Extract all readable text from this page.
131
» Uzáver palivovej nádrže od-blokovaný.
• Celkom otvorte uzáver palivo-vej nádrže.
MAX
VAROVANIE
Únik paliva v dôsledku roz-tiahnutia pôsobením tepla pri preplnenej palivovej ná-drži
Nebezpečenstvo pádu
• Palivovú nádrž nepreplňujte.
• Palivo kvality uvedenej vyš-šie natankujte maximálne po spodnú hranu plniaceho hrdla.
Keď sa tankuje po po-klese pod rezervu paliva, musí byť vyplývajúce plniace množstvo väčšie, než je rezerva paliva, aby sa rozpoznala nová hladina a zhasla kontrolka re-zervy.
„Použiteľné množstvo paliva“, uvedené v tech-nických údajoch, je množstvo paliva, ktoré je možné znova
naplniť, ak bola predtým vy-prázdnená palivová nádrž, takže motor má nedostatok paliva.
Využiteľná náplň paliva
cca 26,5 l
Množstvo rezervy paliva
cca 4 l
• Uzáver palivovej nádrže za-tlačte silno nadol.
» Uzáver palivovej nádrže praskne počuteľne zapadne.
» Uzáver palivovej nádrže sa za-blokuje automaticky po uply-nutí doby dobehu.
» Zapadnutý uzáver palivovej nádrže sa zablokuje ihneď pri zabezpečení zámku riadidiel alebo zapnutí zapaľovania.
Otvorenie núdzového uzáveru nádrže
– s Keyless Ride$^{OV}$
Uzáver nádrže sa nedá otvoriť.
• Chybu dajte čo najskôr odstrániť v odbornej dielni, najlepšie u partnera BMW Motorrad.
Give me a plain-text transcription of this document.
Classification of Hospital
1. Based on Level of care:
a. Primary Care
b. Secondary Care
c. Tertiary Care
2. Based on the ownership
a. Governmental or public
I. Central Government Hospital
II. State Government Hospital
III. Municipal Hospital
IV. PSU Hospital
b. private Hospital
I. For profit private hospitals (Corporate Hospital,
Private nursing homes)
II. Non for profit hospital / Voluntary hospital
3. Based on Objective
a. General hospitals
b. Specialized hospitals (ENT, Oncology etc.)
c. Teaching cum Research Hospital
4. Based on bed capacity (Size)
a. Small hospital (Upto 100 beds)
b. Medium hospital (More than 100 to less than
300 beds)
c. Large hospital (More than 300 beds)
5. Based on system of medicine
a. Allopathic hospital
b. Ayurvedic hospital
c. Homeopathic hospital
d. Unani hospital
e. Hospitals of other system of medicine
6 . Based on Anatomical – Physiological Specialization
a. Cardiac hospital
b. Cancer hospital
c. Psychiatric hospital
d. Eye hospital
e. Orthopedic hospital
◆ ◆ ◆ ◆
- Requirement:
Supply the count of lines in the entries that contain the word "palivovej", and nothing besides.

- Response for this exercise:
6